▶ Listing
____________
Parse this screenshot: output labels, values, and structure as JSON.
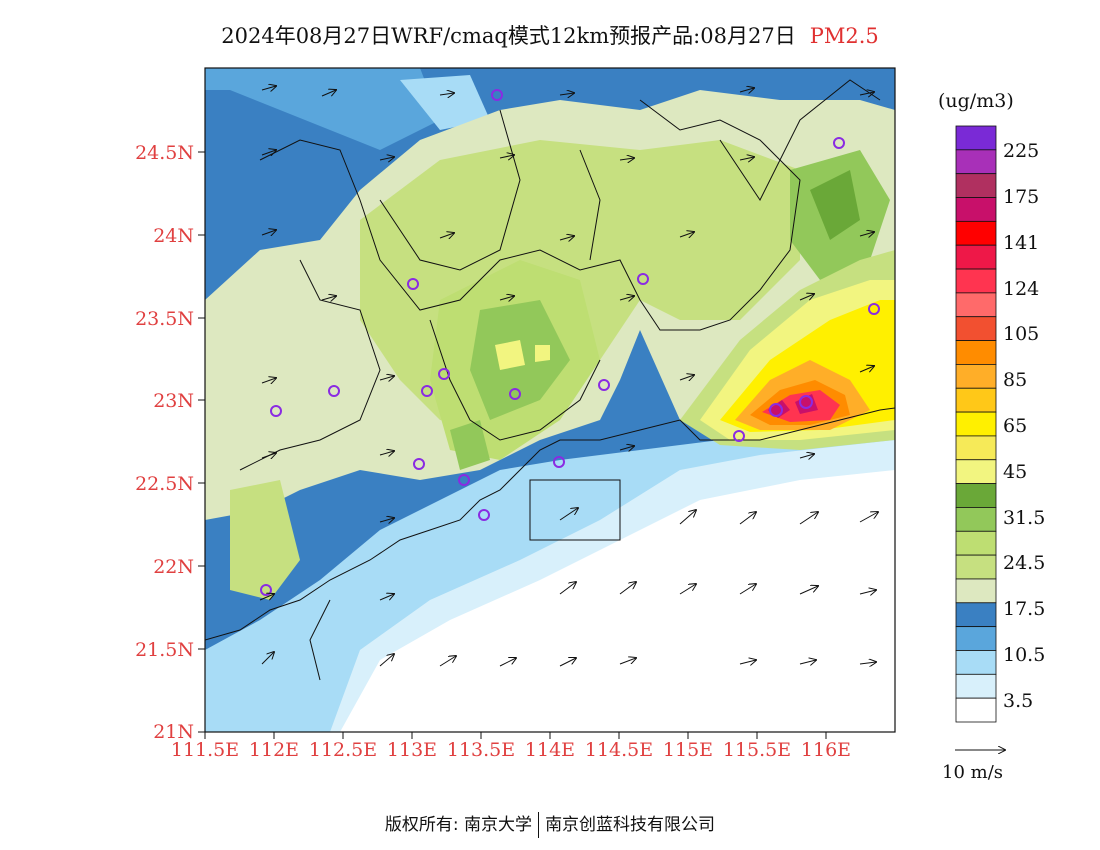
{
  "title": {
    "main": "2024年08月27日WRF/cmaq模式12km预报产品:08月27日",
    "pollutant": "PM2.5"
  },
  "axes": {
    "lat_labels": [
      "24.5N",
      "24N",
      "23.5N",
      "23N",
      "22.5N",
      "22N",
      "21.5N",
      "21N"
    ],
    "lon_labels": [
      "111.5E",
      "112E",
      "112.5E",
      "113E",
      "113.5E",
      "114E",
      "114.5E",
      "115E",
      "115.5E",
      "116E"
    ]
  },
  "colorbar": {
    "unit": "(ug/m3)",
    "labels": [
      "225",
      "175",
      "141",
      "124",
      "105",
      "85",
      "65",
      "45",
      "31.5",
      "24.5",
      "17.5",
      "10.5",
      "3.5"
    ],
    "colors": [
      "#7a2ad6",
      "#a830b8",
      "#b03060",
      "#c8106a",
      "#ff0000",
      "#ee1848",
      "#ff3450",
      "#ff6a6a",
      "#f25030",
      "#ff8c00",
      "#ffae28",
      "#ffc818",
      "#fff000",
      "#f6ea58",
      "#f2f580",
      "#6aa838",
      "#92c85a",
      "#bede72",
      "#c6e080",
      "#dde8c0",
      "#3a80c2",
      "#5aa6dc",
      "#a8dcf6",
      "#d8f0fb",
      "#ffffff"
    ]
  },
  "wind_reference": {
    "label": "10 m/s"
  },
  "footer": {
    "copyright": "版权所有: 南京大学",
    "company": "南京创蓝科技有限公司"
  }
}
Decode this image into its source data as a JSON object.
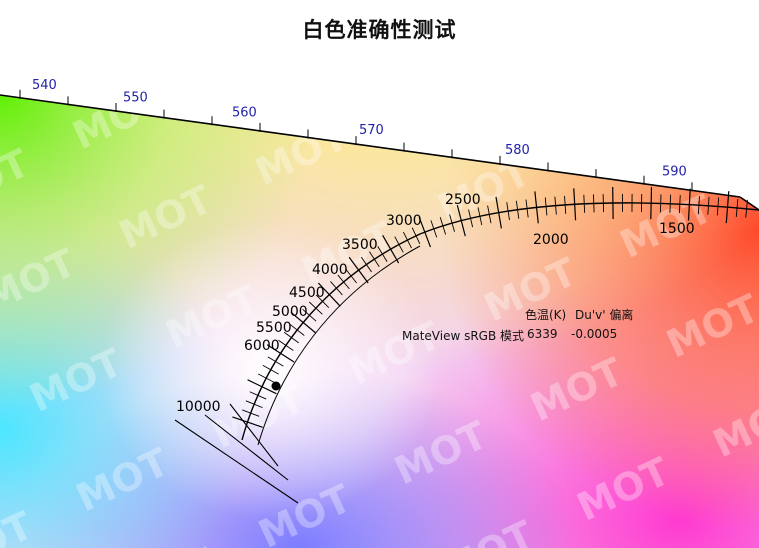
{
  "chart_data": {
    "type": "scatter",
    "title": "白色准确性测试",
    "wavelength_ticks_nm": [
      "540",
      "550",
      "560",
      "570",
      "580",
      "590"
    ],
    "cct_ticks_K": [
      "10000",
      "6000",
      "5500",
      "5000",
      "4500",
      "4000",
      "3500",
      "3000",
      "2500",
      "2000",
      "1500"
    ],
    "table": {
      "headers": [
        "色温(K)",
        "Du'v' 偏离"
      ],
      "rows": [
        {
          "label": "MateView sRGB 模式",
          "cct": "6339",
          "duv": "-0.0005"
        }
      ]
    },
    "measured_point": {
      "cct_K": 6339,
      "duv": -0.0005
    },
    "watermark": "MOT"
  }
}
____________
▶ Directive
List each line of the entries that holds the string "JSON".

▶ Response to this exercise
Parse this screenshot: output labels, values, and structure as JSON.
Decode this image into its source data as a JSON object.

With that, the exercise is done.